Objective:
Copy the records word for word, beginning with the line that contains "Patent image size: (408, 759)." and continuing through the last line of the records.
-- BEGIN Input for this task --
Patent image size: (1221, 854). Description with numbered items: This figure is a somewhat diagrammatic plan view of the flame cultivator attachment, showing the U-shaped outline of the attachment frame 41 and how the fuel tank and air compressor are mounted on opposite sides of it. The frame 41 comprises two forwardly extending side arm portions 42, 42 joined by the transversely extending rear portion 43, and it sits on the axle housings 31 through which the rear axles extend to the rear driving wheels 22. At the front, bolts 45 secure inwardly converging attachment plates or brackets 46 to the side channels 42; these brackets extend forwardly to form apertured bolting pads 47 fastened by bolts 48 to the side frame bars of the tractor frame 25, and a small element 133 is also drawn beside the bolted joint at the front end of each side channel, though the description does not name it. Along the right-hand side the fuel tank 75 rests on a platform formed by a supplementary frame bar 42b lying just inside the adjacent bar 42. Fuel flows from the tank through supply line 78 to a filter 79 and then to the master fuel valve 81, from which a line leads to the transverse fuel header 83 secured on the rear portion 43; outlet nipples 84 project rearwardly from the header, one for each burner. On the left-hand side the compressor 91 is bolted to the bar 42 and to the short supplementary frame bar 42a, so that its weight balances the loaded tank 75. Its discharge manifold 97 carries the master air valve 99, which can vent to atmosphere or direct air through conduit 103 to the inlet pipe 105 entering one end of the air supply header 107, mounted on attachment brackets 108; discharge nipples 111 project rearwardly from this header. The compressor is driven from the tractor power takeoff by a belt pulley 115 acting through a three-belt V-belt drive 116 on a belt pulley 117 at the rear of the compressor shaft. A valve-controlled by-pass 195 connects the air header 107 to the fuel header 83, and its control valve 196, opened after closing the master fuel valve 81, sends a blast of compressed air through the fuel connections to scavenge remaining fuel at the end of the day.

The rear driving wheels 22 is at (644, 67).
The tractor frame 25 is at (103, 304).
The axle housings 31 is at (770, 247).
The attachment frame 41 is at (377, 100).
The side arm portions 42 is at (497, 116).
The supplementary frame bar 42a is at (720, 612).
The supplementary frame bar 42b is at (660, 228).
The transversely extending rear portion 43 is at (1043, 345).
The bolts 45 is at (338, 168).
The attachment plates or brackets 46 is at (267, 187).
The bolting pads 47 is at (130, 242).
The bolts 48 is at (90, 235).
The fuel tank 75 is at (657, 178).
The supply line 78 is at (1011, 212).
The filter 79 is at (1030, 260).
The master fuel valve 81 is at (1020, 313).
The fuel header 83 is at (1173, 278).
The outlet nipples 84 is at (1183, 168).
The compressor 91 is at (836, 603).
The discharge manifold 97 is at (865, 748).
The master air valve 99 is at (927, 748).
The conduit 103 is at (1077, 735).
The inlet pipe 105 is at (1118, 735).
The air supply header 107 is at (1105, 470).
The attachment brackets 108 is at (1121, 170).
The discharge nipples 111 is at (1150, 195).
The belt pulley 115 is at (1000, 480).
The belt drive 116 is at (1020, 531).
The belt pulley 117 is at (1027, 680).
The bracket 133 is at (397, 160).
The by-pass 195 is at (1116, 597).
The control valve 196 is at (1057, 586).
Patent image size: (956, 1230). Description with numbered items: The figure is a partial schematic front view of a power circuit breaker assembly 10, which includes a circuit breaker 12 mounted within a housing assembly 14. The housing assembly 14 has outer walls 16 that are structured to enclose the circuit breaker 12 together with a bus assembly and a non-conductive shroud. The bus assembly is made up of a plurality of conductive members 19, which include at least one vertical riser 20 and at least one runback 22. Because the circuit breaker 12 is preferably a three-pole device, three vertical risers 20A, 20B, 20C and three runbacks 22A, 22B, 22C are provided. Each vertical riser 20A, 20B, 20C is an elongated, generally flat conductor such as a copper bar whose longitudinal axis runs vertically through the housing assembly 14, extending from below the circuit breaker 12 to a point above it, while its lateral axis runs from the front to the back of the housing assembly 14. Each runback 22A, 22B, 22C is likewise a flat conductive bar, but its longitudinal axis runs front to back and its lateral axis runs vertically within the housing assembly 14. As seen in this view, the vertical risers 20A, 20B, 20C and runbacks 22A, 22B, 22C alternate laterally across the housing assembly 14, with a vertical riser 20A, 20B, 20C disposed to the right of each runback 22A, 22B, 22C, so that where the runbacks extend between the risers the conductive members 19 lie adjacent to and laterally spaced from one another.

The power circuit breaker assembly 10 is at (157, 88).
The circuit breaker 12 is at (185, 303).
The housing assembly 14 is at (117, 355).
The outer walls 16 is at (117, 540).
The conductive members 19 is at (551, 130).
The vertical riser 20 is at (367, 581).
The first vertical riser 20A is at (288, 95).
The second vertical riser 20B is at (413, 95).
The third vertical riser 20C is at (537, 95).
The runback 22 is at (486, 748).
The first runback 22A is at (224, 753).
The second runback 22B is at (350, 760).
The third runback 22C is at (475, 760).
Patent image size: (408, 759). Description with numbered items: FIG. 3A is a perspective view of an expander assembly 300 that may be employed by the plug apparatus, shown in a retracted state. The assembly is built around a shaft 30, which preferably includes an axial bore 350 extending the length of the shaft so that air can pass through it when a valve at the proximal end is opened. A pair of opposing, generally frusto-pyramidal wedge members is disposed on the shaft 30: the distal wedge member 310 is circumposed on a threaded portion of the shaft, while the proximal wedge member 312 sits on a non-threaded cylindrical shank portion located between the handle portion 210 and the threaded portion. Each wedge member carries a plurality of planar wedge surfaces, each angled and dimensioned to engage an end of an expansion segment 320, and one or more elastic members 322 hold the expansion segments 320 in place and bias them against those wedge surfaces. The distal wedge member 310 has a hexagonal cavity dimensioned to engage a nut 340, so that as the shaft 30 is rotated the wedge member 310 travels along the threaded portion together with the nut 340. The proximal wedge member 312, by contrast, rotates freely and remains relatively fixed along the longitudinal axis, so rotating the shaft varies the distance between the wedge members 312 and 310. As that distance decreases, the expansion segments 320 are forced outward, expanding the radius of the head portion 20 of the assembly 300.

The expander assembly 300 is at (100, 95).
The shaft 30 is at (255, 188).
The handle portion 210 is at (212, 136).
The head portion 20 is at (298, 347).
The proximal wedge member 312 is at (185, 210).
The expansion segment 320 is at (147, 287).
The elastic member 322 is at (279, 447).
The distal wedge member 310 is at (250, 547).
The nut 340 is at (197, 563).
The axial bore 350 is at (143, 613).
-- END Input for this task --
Reply:
Patent image size: (408, 759). Description with numbered items: FIG. 3A is a perspective view of an expander assembly 300 that may be employed by the plug apparatus, shown in a retracted state. The assembly is built around a shaft 30, which preferably includes an axial bore 350 extending the length of the shaft so that air can pass through it when a valve at the proximal end is opened. A pair of opposing, generally frusto-pyramidal wedge members is disposed on the shaft 30: the distal wedge member 310 is circumposed on a threaded portion of the shaft, while the proximal wedge member 312 sits on a non-threaded cylindrical shank portion located between the handle portion 210 and the threaded portion. Each wedge member carries a plurality of planar wedge surfaces, each angled and dimensioned to engage an end of an expansion segment 320, and one or more elastic members 322 hold the expansion segments 320 in place and bias them against those wedge surfaces. The distal wedge member 310 has a hexagonal cavity dimensioned to engage a nut 340, so that as the shaft 30 is rotated the wedge member 310 travels along the threaded portion together with the nut 340. The proximal wedge member 312, by contrast, rotates freely and remains relatively fixed along the longitudinal axis, so rotating the shaft varies the distance between the wedge members 312 and 310. As that distance decreases, the expansion segments 320 are forced outward, expanding the radius of the head portion 20 of the assembly 300.

The expander assembly 300 is at (100, 95).
The shaft 30 is at (255, 188).
The handle portion 210 is at (212, 136).
The head portion 20 is at (298, 347).
The proximal wedge member 312 is at (185, 210).
The expansion segment 320 is at (147, 287).
The elastic member 322 is at (279, 447).
The distal wedge member 310 is at (250, 547).
The nut 340 is at (197, 563).
The axial bore 350 is at (143, 613).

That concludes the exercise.